--- BEGIN Records supplied ---

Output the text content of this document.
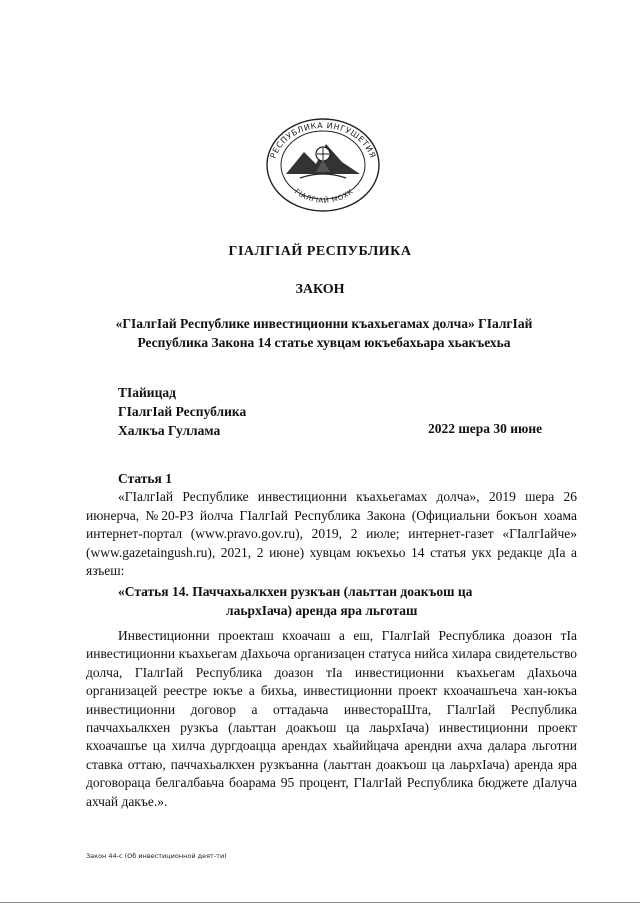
РЕСПУБЛИКА ИНГУШЕТИЯ
ГІАЛГІАЙ МОХК
ГІАЛГІАЙ РЕСПУБЛИКА
ЗАКОН
«ГІалгІай Республике инвестиционни къахьегамах долча» ГІалгІай
Республика Закона 14 статье хувцам юкъебахьара хьакъехьа
ТІайицад
ГІалгІай Республика
Халкъа Гуллама	2022 шера 30 июне
Статья 1

«ГІалгІай Республике инвестиционни къахьегамах долча», 2019 шера 26 июнерча, №20-РЗ йолча ГІалгІай Республика Закона (Официальни бокъон хоама интернет-портал (www.pravo.gov.ru), 2019, 2 июле; интернет-газет «ГІалгІайче» (www.gazetaingush.ru), 2021, 2 июне) хувцам юкъехьо 14 статья укх редакце дІа а язъеш:

«Статья 14. Паччахьалкхен рузкъан (лаьттан доакъош ца
лаьрхІача) аренда яра льготаш
Инвестиционни проекташ кхоачаш а еш, ГІалгІай Республика доазон тІа инвестиционни къахьегам дІахьоча организацен статуса нийса хилара свидетельство долча, ГІалгІай Республика доазон тІа инвестиционни къахьегам дІахьоча организацей реестре юкъе а бихьа, инвестиционни проект кхоачашъеча хан-юкъа инвестиционни договор а оттадаьча инвестораШта, ГІалгІай Республика паччахьалкхен рузкъа (лаьттан доакъош ца лаьрхІача) инвестиционни проект кхоачашъе ца хилча дургдоацца арендах хьайийцача арендни ахча далара льготни ставка оттаю, паччахьалкхен рузкъанна (лаьттан доакъош ца лаьрхІача) аренда яра договораца белгалбаьча боарама 95 процент, ГІалгІай Республика бюджете дІалуча ахчай дакъе.».
Закон 44-с (Об инвестиционной деят-ти)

--- END Records supplied ---

**Problem description:**
Write out every line of the listing that holds the word "Закона".

**Written answer:**
Республика Закона 14 статье хувцам юкъебахьара хьакъехьа
«ГІалгІай Республике инвестиционни къахьегамах долча», 2019 шера 26 июнерча, №20-РЗ йолча ГІалгІай Республика Закона (Официальни бокъон хоама интернет-портал (www.pravo.gov.ru), 2019, 2 июле; интернет-газет «ГІалгІайче» (www.gazetaingush.ru), 2021, 2 июне) хувцам юкъехьо 14 статья укх редакце дІа а язъеш:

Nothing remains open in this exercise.